Collected data entries
+++++

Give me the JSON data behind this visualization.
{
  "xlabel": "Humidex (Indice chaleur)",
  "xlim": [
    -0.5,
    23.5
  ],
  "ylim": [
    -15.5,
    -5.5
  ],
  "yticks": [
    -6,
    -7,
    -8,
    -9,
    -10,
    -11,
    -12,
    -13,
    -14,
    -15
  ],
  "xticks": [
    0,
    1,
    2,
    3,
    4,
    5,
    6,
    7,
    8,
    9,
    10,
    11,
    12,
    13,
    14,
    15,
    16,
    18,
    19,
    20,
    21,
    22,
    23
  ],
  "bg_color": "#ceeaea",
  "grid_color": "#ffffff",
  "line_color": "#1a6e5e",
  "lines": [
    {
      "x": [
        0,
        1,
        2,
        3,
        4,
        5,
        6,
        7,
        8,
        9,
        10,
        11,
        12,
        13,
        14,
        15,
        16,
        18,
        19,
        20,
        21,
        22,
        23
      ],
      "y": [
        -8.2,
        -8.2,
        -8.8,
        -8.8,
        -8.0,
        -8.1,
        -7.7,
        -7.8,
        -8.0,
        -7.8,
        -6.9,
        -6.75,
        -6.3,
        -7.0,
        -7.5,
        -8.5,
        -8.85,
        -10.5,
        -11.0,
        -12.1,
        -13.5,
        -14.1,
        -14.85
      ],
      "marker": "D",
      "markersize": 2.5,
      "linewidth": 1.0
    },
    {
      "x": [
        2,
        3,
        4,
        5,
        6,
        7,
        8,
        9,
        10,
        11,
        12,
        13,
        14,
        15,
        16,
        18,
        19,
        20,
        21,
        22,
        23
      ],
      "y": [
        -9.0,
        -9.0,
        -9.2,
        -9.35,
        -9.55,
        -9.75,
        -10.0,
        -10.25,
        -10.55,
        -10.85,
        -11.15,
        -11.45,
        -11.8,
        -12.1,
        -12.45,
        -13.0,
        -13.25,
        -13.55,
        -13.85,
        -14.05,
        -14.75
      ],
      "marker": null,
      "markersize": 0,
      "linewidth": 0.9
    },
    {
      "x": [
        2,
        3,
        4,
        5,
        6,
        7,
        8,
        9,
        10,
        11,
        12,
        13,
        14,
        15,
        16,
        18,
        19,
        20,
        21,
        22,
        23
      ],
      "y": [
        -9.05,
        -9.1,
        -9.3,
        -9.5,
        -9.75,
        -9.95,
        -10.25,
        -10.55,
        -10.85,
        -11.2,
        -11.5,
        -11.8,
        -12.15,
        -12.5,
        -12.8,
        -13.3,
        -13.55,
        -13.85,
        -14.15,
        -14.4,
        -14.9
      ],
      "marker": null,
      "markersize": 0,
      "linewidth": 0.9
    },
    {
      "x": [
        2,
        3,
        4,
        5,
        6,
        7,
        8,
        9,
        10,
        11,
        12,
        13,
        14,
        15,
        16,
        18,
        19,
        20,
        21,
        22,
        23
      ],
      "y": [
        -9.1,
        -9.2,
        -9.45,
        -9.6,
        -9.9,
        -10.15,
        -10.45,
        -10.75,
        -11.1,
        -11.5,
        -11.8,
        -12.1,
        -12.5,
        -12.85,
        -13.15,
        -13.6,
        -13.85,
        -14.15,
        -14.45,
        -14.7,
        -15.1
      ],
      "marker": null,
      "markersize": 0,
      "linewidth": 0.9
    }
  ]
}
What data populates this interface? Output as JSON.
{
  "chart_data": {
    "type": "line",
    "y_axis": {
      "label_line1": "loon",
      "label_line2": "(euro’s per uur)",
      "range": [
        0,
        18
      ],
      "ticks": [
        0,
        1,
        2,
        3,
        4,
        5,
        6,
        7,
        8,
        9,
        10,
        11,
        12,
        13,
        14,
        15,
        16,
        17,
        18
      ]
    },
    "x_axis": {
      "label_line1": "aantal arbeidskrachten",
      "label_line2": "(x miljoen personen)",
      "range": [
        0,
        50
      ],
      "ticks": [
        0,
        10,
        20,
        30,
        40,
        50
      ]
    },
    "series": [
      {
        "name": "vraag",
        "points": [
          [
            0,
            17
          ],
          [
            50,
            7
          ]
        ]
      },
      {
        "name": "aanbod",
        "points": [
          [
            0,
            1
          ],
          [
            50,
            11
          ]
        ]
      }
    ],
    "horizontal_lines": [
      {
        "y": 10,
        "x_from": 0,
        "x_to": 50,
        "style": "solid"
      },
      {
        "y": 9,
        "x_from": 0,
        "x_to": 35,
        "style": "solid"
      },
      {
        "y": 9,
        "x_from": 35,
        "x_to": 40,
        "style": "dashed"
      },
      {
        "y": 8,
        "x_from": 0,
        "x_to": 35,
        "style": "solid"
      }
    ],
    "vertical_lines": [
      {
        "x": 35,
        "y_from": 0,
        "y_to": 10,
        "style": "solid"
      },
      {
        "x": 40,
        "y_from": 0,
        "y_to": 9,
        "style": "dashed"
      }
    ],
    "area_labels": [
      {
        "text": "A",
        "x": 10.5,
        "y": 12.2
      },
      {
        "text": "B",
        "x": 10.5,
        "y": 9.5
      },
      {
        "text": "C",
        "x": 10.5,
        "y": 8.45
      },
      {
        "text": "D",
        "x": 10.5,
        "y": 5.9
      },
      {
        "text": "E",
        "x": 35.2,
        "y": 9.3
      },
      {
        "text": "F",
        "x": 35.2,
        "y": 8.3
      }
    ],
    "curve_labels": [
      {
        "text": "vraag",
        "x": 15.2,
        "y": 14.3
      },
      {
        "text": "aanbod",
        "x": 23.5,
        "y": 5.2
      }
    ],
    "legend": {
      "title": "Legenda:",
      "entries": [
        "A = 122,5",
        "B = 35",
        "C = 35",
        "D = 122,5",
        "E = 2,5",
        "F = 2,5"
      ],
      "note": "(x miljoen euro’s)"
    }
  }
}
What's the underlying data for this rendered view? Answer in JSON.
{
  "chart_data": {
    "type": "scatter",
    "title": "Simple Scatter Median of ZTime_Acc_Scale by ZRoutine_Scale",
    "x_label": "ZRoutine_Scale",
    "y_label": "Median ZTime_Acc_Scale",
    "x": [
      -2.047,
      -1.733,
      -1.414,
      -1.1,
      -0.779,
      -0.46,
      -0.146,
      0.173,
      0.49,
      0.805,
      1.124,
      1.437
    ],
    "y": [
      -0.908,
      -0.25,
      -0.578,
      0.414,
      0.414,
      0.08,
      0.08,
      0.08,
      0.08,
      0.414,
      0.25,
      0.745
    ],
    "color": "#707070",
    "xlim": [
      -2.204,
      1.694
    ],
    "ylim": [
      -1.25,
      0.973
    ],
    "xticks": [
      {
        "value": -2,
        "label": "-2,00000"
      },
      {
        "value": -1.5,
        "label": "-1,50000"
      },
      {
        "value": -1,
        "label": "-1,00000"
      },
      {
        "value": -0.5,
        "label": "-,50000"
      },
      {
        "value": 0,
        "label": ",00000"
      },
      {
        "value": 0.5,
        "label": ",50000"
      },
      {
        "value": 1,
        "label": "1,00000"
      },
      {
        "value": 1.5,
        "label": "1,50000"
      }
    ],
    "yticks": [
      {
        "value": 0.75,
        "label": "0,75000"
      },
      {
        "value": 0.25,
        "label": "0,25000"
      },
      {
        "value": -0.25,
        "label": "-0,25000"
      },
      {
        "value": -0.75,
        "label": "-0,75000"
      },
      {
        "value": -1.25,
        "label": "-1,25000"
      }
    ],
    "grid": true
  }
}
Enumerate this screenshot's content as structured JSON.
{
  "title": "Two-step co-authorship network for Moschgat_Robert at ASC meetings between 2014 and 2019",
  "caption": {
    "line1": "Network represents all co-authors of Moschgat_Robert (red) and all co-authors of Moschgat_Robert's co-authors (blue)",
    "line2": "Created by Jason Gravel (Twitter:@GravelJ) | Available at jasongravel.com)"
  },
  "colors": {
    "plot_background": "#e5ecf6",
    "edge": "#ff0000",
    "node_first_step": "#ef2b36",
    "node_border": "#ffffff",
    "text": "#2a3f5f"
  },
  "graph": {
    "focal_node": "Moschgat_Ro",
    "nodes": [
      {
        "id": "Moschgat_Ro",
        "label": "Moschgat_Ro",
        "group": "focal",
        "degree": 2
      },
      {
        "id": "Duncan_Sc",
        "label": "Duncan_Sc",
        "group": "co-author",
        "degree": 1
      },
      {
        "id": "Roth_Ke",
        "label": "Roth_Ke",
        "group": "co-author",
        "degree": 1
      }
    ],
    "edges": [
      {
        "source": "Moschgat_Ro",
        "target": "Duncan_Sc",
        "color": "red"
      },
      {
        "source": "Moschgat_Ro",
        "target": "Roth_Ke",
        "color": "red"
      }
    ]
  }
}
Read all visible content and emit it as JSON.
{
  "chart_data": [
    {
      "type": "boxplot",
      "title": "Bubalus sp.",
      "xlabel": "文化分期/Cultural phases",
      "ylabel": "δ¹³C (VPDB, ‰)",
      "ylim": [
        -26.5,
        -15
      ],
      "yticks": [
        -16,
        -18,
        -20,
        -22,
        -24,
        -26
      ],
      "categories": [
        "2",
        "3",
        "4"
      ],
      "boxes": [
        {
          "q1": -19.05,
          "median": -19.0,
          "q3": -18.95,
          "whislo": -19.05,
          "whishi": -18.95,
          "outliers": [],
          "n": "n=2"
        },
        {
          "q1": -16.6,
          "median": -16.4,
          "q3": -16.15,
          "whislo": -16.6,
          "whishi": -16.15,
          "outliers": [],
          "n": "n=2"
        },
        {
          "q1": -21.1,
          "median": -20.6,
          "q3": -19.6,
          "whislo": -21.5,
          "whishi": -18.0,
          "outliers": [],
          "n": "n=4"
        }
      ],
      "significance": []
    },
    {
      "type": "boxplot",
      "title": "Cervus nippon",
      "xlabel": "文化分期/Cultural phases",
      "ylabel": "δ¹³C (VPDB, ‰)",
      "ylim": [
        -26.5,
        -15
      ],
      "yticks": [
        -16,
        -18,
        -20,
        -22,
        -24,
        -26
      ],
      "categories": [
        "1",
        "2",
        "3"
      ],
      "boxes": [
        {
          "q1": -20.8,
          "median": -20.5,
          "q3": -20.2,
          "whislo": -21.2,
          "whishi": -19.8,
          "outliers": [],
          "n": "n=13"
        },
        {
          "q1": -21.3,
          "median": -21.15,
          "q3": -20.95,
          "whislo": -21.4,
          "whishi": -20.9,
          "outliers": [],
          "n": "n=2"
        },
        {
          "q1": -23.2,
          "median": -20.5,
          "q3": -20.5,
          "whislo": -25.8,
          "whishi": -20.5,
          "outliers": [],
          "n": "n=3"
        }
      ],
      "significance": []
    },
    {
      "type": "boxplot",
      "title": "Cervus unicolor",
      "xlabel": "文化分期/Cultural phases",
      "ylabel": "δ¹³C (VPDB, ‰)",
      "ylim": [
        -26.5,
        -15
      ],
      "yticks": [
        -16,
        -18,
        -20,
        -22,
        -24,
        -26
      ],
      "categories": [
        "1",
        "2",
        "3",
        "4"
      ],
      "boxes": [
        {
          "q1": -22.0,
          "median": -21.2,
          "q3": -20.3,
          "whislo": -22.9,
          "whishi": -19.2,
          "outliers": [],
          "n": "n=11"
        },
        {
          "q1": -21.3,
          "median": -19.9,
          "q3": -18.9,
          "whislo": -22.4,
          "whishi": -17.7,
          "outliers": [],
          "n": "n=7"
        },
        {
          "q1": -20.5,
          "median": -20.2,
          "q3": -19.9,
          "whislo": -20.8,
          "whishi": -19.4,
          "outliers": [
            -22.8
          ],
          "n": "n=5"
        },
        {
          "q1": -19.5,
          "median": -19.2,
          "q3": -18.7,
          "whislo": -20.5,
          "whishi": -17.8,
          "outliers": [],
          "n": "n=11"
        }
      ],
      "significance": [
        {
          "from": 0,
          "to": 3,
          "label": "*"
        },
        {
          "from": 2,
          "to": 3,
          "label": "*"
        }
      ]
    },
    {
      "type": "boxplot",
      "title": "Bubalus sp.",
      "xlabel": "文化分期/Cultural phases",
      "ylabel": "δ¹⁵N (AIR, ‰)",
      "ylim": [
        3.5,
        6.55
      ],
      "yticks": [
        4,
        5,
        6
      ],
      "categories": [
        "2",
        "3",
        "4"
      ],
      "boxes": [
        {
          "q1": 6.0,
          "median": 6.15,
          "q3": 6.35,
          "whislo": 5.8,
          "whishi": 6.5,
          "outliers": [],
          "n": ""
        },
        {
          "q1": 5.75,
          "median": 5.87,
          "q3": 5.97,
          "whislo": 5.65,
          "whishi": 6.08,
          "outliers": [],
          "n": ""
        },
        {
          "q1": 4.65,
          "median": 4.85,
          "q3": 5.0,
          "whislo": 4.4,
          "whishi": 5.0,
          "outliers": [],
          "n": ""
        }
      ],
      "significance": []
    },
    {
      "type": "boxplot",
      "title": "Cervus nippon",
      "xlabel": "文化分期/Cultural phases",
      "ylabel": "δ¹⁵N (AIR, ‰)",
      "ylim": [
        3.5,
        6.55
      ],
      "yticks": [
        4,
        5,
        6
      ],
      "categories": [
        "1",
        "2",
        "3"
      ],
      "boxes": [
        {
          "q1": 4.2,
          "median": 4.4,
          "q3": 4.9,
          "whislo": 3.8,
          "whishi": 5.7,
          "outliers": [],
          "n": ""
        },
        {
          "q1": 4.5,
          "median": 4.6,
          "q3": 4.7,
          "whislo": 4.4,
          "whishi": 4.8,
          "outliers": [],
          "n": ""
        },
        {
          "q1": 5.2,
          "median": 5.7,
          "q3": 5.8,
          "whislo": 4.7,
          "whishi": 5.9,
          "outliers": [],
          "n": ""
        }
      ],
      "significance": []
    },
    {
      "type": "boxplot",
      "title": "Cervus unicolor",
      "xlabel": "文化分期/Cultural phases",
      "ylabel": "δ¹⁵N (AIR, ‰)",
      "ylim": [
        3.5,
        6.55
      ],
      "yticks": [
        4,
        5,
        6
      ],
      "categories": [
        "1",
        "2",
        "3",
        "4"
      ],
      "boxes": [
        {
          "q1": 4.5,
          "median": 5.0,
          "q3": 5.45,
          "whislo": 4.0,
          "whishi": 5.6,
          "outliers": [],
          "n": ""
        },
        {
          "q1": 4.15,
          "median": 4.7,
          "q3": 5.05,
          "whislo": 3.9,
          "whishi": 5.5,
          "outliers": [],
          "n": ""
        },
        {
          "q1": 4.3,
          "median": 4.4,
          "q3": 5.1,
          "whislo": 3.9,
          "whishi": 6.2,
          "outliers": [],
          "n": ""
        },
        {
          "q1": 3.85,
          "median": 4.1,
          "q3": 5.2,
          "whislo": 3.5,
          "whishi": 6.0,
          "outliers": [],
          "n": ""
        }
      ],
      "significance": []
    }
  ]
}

+++++

Respond with the number of lines containing "this" and no additional words.

4